Copy out lines with the word "一个没有勤俭节约" from the material that follows.

***** LISTING *****

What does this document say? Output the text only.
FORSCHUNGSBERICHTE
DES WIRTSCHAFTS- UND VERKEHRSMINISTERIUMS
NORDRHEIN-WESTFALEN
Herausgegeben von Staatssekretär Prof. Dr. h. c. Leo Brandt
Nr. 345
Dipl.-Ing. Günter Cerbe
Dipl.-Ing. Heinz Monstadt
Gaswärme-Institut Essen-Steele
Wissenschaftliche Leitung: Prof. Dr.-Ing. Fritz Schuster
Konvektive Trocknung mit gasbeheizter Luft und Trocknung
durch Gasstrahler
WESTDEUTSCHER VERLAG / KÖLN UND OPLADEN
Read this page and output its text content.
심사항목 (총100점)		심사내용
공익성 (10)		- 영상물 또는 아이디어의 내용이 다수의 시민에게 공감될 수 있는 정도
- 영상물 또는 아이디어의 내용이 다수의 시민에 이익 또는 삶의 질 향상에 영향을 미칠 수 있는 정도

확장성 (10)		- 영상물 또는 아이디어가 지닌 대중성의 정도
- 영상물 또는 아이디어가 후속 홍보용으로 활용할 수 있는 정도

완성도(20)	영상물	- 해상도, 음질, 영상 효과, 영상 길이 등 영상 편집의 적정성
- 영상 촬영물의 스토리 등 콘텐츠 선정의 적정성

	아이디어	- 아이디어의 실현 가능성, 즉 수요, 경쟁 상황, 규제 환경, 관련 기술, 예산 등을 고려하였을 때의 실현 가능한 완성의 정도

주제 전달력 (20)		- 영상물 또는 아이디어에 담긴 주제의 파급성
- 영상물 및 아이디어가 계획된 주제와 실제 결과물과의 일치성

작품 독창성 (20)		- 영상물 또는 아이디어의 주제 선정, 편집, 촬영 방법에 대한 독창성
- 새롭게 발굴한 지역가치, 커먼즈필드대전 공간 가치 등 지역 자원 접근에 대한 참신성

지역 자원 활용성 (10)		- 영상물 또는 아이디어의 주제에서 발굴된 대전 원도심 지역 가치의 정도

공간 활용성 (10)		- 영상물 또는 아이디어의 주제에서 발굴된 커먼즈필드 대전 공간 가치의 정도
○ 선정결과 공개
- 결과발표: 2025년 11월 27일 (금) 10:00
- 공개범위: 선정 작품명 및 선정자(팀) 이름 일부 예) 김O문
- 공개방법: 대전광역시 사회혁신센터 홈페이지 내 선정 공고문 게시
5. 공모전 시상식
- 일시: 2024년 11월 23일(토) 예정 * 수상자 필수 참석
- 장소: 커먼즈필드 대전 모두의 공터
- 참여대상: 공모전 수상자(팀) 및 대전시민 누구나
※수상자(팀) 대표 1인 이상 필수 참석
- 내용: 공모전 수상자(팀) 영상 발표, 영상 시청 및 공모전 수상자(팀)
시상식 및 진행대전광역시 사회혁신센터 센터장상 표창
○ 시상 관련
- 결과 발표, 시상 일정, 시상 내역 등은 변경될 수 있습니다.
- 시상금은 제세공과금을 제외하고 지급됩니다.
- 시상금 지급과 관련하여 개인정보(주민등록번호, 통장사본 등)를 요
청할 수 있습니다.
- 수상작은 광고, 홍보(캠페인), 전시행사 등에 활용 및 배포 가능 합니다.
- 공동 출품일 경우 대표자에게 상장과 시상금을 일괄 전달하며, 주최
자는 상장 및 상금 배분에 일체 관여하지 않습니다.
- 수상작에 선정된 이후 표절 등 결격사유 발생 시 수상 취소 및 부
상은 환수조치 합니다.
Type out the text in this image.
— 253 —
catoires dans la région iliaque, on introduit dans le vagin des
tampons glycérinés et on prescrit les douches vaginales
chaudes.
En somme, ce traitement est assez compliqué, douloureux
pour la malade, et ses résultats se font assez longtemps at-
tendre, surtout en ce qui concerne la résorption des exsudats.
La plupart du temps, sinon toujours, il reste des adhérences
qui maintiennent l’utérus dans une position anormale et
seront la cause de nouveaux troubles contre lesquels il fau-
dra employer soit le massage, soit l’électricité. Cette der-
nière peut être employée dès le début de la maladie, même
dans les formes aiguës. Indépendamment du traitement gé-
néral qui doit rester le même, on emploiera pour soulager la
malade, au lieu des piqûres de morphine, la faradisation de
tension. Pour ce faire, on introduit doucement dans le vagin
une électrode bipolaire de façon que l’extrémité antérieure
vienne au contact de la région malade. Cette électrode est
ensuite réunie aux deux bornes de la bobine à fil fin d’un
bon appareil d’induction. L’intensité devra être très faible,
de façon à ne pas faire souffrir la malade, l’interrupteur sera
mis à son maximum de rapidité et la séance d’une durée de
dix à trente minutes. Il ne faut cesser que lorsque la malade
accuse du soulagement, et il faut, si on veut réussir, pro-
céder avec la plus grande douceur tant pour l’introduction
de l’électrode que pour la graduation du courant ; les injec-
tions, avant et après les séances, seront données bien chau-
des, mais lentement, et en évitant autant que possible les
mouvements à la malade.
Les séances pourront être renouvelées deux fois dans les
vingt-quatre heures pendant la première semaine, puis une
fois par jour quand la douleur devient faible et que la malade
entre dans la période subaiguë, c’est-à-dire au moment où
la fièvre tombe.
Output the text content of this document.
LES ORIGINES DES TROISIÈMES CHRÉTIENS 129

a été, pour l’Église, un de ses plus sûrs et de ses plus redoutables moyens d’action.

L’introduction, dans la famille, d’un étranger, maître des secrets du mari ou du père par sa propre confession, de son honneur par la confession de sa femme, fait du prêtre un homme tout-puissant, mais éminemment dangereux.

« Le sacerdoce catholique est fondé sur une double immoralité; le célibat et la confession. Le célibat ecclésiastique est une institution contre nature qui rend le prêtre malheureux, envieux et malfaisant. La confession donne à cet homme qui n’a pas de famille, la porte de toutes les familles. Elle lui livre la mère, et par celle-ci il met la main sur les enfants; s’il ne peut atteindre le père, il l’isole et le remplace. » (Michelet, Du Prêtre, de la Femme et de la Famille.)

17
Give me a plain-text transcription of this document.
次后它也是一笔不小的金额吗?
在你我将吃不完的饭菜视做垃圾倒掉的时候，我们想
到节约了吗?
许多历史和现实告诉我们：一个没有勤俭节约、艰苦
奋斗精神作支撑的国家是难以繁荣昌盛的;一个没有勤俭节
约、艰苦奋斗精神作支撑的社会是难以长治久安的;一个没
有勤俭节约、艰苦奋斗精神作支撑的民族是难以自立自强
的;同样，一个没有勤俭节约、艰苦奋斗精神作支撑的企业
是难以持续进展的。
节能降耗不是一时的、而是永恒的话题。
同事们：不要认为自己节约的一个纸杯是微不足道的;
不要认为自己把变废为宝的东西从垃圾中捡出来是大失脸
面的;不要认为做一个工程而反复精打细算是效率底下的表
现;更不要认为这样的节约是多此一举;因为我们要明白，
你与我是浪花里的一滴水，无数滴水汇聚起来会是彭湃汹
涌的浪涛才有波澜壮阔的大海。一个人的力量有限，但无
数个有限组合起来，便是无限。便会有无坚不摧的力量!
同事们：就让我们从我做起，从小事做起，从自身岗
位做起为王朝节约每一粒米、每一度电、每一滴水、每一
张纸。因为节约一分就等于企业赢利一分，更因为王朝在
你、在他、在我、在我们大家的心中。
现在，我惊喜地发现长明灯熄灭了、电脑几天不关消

*****

• ANSWER TO THIS PROBLEM:
许多历史和现实告诉我们：一个没有勤俭节约、艰苦
的;同样，一个没有勤俭节约、艰苦奋斗精神作支撑的企业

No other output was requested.